▶ INFORMATION GIVEN:
** start **
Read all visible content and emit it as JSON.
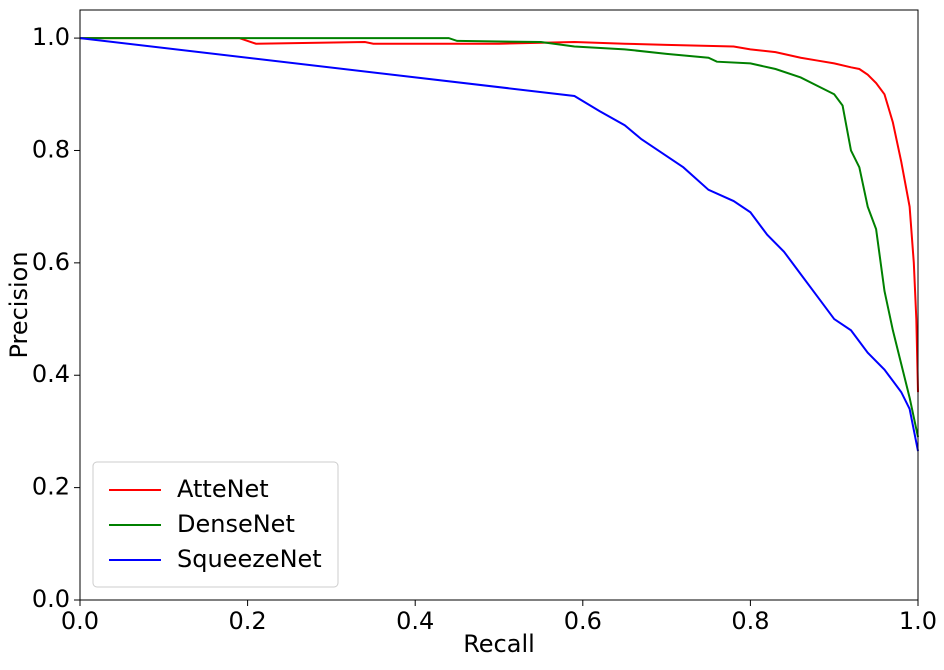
{
  "chart_data": {
    "type": "line",
    "x_label": "Recall",
    "y_label": "Precision",
    "xlim": [
      0,
      1
    ],
    "ylim": [
      0,
      1.05
    ],
    "xticks": [
      {
        "value": 0,
        "label": "0.0"
      },
      0.2,
      0.4,
      0.6,
      0.8,
      {
        "value": 1,
        "label": "1.0"
      }
    ],
    "yticks": [
      {
        "value": 0,
        "label": "0.0"
      },
      0.2,
      0.4,
      0.6,
      0.8,
      {
        "value": 1,
        "label": "1.0"
      }
    ],
    "grid": false,
    "legend": "lower left",
    "series": [
      {
        "name": "AtteNet",
        "color": "#ff0000",
        "x": [
          0,
          0.19,
          0.21,
          0.34,
          0.35,
          0.5,
          0.59,
          0.65,
          0.7,
          0.78,
          0.8,
          0.83,
          0.86,
          0.88,
          0.9,
          0.92,
          0.93,
          0.94,
          0.95,
          0.96,
          0.97,
          0.98,
          0.99,
          0.995,
          0.998,
          1.0
        ],
        "values": [
          1.0,
          1.0,
          0.99,
          0.993,
          0.99,
          0.99,
          0.993,
          0.99,
          0.988,
          0.985,
          0.98,
          0.975,
          0.965,
          0.96,
          0.955,
          0.948,
          0.945,
          0.935,
          0.92,
          0.9,
          0.85,
          0.78,
          0.7,
          0.6,
          0.5,
          0.37
        ]
      },
      {
        "name": "DenseNet",
        "color": "#008000",
        "x": [
          0,
          0.44,
          0.45,
          0.55,
          0.59,
          0.65,
          0.7,
          0.75,
          0.76,
          0.8,
          0.83,
          0.86,
          0.88,
          0.9,
          0.91,
          0.92,
          0.93,
          0.94,
          0.95,
          0.96,
          0.97,
          0.98,
          0.99,
          1.0
        ],
        "values": [
          1.0,
          1.0,
          0.995,
          0.993,
          0.985,
          0.98,
          0.972,
          0.965,
          0.958,
          0.955,
          0.945,
          0.93,
          0.915,
          0.9,
          0.88,
          0.8,
          0.77,
          0.7,
          0.66,
          0.55,
          0.48,
          0.42,
          0.36,
          0.29
        ]
      },
      {
        "name": "SqueezeNet",
        "color": "#0000ff",
        "x": [
          0,
          0.59,
          0.62,
          0.65,
          0.67,
          0.69,
          0.72,
          0.75,
          0.78,
          0.8,
          0.82,
          0.84,
          0.86,
          0.88,
          0.9,
          0.92,
          0.94,
          0.96,
          0.98,
          0.99,
          1.0
        ],
        "values": [
          1.0,
          0.897,
          0.87,
          0.845,
          0.82,
          0.8,
          0.77,
          0.73,
          0.71,
          0.69,
          0.65,
          0.62,
          0.58,
          0.54,
          0.5,
          0.48,
          0.44,
          0.41,
          0.37,
          0.34,
          0.265
        ]
      }
    ]
  }
}
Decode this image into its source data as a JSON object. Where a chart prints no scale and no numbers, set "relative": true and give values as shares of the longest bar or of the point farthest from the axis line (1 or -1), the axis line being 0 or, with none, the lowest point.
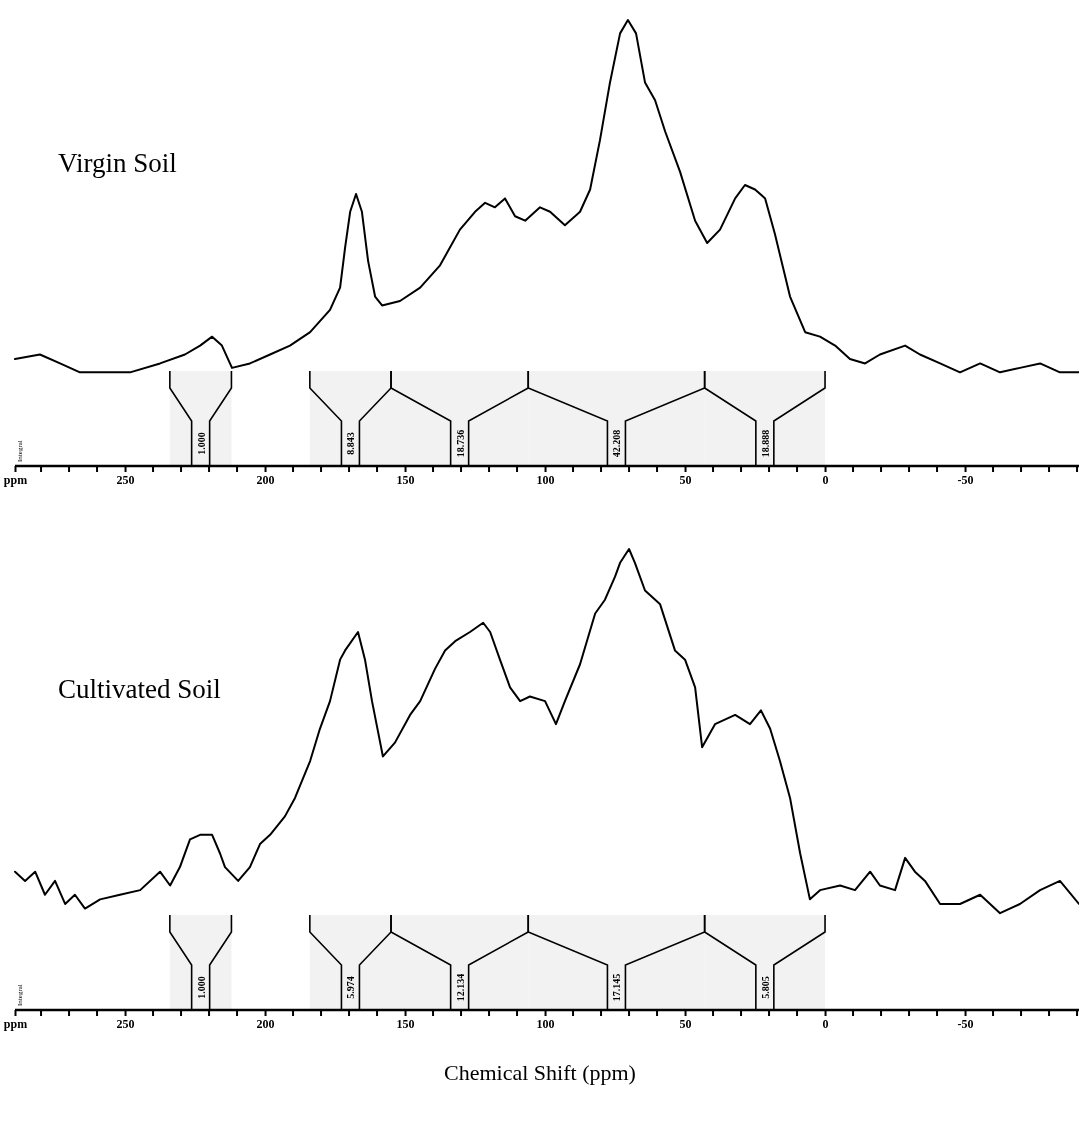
{
  "chart_data": [
    {
      "type": "line",
      "title": "Virgin Soil",
      "relative": true,
      "tick_labels": "x",
      "xlim": [
        289.3,
        -90.7
      ],
      "xticks": [
        {
          "value": 289.3,
          "label": "ppm"
        },
        {
          "value": 280,
          "label": null
        },
        {
          "value": 270,
          "label": null
        },
        {
          "value": 260,
          "label": null
        },
        250,
        {
          "value": 240,
          "label": null
        },
        {
          "value": 230,
          "label": null
        },
        {
          "value": 220,
          "label": null
        },
        {
          "value": 210,
          "label": null
        },
        200,
        {
          "value": 190,
          "label": null
        },
        {
          "value": 180,
          "label": null
        },
        {
          "value": 170,
          "label": null
        },
        {
          "value": 160,
          "label": null
        },
        150,
        {
          "value": 140,
          "label": null
        },
        {
          "value": 130,
          "label": null
        },
        {
          "value": 120,
          "label": null
        },
        {
          "value": 110,
          "label": null
        },
        100,
        {
          "value": 90,
          "label": null
        },
        {
          "value": 80,
          "label": null
        },
        {
          "value": 70,
          "label": null
        },
        {
          "value": 60,
          "label": null
        },
        50,
        {
          "value": 40,
          "label": null
        },
        {
          "value": 30,
          "label": null
        },
        {
          "value": 20,
          "label": null
        },
        {
          "value": 10,
          "label": null
        },
        0,
        {
          "value": -10,
          "label": null
        },
        {
          "value": -20,
          "label": null
        },
        {
          "value": -30,
          "label": null
        },
        {
          "value": -40,
          "label": null
        },
        -50,
        {
          "value": -60,
          "label": null
        },
        {
          "value": -70,
          "label": null
        },
        {
          "value": -80,
          "label": null
        },
        {
          "value": -90,
          "label": null
        }
      ],
      "annotations": [
        "Integral"
      ],
      "bands": [
        {
          "axis": "x",
          "from": 234,
          "to": 212,
          "label": "1.000"
        },
        {
          "axis": "x",
          "from": 184,
          "to": 155,
          "label": "8.843"
        },
        {
          "axis": "x",
          "from": 155,
          "to": 106,
          "label": "18.736"
        },
        {
          "axis": "x",
          "from": 106,
          "to": 43,
          "label": "42.208"
        },
        {
          "axis": "x",
          "from": 43,
          "to": 0,
          "label": "18.888"
        }
      ],
      "series": [
        {
          "color": "#000000",
          "x": [
            289.3,
            280.4,
            273.2,
            266.1,
            258.9,
            248.2,
            237.5,
            228.6,
            223.2,
            218.9,
            215.4,
            211.8,
            205.4,
            198.2,
            191.1,
            183.9,
            176.8,
            173.2,
            171.4,
            169.6,
            167.5,
            165.4,
            163.2,
            160.7,
            158.2,
            151.8,
            144.6,
            137.5,
            130.4,
            125.0,
            121.4,
            117.9,
            114.3,
            110.7,
            107.1,
            101.8,
            98.2,
            92.9,
            87.5,
            83.9,
            80.4,
            76.8,
            73.2,
            70.4,
            67.5,
            64.3,
            60.7,
            57.1,
            51.8,
            46.4,
            42.1,
            37.5,
            32.1,
            28.6,
            25.0,
            21.4,
            17.9,
            12.5,
            7.1,
            1.8,
            -3.6,
            -8.9,
            -14.3,
            -19.6,
            -28.6,
            -33.9,
            -41.1,
            -48.2,
            -55.4,
            -62.5,
            -69.6,
            -76.8,
            -83.9,
            -90.7
          ],
          "values": [
            0.24,
            0.25,
            0.23,
            0.21,
            0.21,
            0.21,
            0.23,
            0.25,
            0.27,
            0.29,
            0.27,
            0.22,
            0.23,
            0.25,
            0.27,
            0.3,
            0.35,
            0.4,
            0.49,
            0.57,
            0.61,
            0.57,
            0.46,
            0.38,
            0.36,
            0.37,
            0.4,
            0.45,
            0.53,
            0.57,
            0.59,
            0.58,
            0.6,
            0.56,
            0.55,
            0.58,
            0.57,
            0.54,
            0.57,
            0.62,
            0.73,
            0.86,
            0.97,
            1,
            0.97,
            0.86,
            0.82,
            0.75,
            0.66,
            0.55,
            0.5,
            0.53,
            0.6,
            0.63,
            0.62,
            0.6,
            0.52,
            0.38,
            0.3,
            0.29,
            0.27,
            0.24,
            0.23,
            0.25,
            0.27,
            0.25,
            0.23,
            0.21,
            0.23,
            0.21,
            0.22,
            0.23,
            0.21,
            0.21
          ]
        }
      ]
    },
    {
      "type": "line",
      "title": "Cultivated Soil",
      "relative": true,
      "tick_labels": "x",
      "xlabel": "Chemical Shift (ppm)",
      "xlim": [
        289.3,
        -90.7
      ],
      "xticks": [
        {
          "value": 289.3,
          "label": "ppm"
        },
        {
          "value": 280,
          "label": null
        },
        {
          "value": 270,
          "label": null
        },
        {
          "value": 260,
          "label": null
        },
        250,
        {
          "value": 240,
          "label": null
        },
        {
          "value": 230,
          "label": null
        },
        {
          "value": 220,
          "label": null
        },
        {
          "value": 210,
          "label": null
        },
        200,
        {
          "value": 190,
          "label": null
        },
        {
          "value": 180,
          "label": null
        },
        {
          "value": 170,
          "label": null
        },
        {
          "value": 160,
          "label": null
        },
        150,
        {
          "value": 140,
          "label": null
        },
        {
          "value": 130,
          "label": null
        },
        {
          "value": 120,
          "label": null
        },
        {
          "value": 110,
          "label": null
        },
        100,
        {
          "value": 90,
          "label": null
        },
        {
          "value": 80,
          "label": null
        },
        {
          "value": 70,
          "label": null
        },
        {
          "value": 60,
          "label": null
        },
        50,
        {
          "value": 40,
          "label": null
        },
        {
          "value": 30,
          "label": null
        },
        {
          "value": 20,
          "label": null
        },
        {
          "value": 10,
          "label": null
        },
        0,
        {
          "value": -10,
          "label": null
        },
        {
          "value": -20,
          "label": null
        },
        {
          "value": -30,
          "label": null
        },
        {
          "value": -40,
          "label": null
        },
        -50,
        {
          "value": -60,
          "label": null
        },
        {
          "value": -70,
          "label": null
        },
        {
          "value": -80,
          "label": null
        },
        {
          "value": -90,
          "label": null
        }
      ],
      "annotations": [
        "Integral"
      ],
      "bands": [
        {
          "axis": "x",
          "from": 234,
          "to": 212,
          "label": "1.000"
        },
        {
          "axis": "x",
          "from": 184,
          "to": 155,
          "label": "5.974"
        },
        {
          "axis": "x",
          "from": 155,
          "to": 106,
          "label": "12.134"
        },
        {
          "axis": "x",
          "from": 106,
          "to": 43,
          "label": "17.145"
        },
        {
          "axis": "x",
          "from": 43,
          "to": 0,
          "label": "5.805"
        }
      ],
      "series": [
        {
          "color": "#000000",
          "x": [
            289.3,
            285.7,
            282.1,
            278.6,
            275.0,
            271.4,
            267.9,
            264.3,
            258.9,
            251.8,
            244.6,
            237.5,
            233.9,
            230.4,
            226.8,
            223.2,
            218.9,
            216.1,
            214.3,
            209.6,
            205.4,
            201.8,
            198.2,
            192.9,
            189.3,
            183.9,
            180.4,
            176.8,
            173.2,
            171.4,
            166.8,
            164.3,
            161.8,
            157.9,
            153.6,
            148.2,
            144.6,
            139.3,
            135.7,
            132.1,
            126.8,
            122.1,
            119.6,
            116.1,
            112.5,
            108.9,
            105.4,
            100.0,
            96.1,
            92.9,
            87.5,
            82.1,
            78.6,
            75.0,
            73.2,
            70.0,
            67.9,
            64.3,
            58.9,
            53.6,
            50.0,
            46.4,
            43.9,
            39.3,
            32.1,
            26.8,
            22.9,
            19.6,
            16.1,
            12.5,
            8.9,
            5.4,
            1.8,
            -5.4,
            -10.7,
            -16.1,
            -19.6,
            -25.0,
            -28.6,
            -32.1,
            -35.7,
            -41.1,
            -48.2,
            -55.4,
            -62.5,
            -69.6,
            -76.8,
            -83.9,
            -90.7
          ],
          "values": [
            0.3,
            0.28,
            0.3,
            0.25,
            0.28,
            0.23,
            0.25,
            0.22,
            0.24,
            0.25,
            0.26,
            0.3,
            0.27,
            0.31,
            0.37,
            0.38,
            0.38,
            0.34,
            0.31,
            0.28,
            0.31,
            0.36,
            0.38,
            0.42,
            0.46,
            0.54,
            0.61,
            0.67,
            0.76,
            0.78,
            0.82,
            0.76,
            0.67,
            0.55,
            0.58,
            0.64,
            0.67,
            0.74,
            0.78,
            0.8,
            0.82,
            0.84,
            0.82,
            0.76,
            0.7,
            0.67,
            0.68,
            0.67,
            0.62,
            0.67,
            0.75,
            0.86,
            0.89,
            0.94,
            0.97,
            1,
            0.97,
            0.91,
            0.88,
            0.78,
            0.76,
            0.7,
            0.57,
            0.62,
            0.64,
            0.62,
            0.65,
            0.61,
            0.54,
            0.46,
            0.34,
            0.24,
            0.26,
            0.27,
            0.26,
            0.3,
            0.27,
            0.26,
            0.33,
            0.3,
            0.28,
            0.23,
            0.23,
            0.25,
            0.21,
            0.23,
            0.26,
            0.28,
            0.23
          ]
        }
      ]
    }
  ]
}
** end **
▶ STATED GOAL:
Show every line where the string "Soil" appears.

▶ EXERCISE RESPONSE:
      "title": "Virgin Soil",
      "title": "Cultivated Soil",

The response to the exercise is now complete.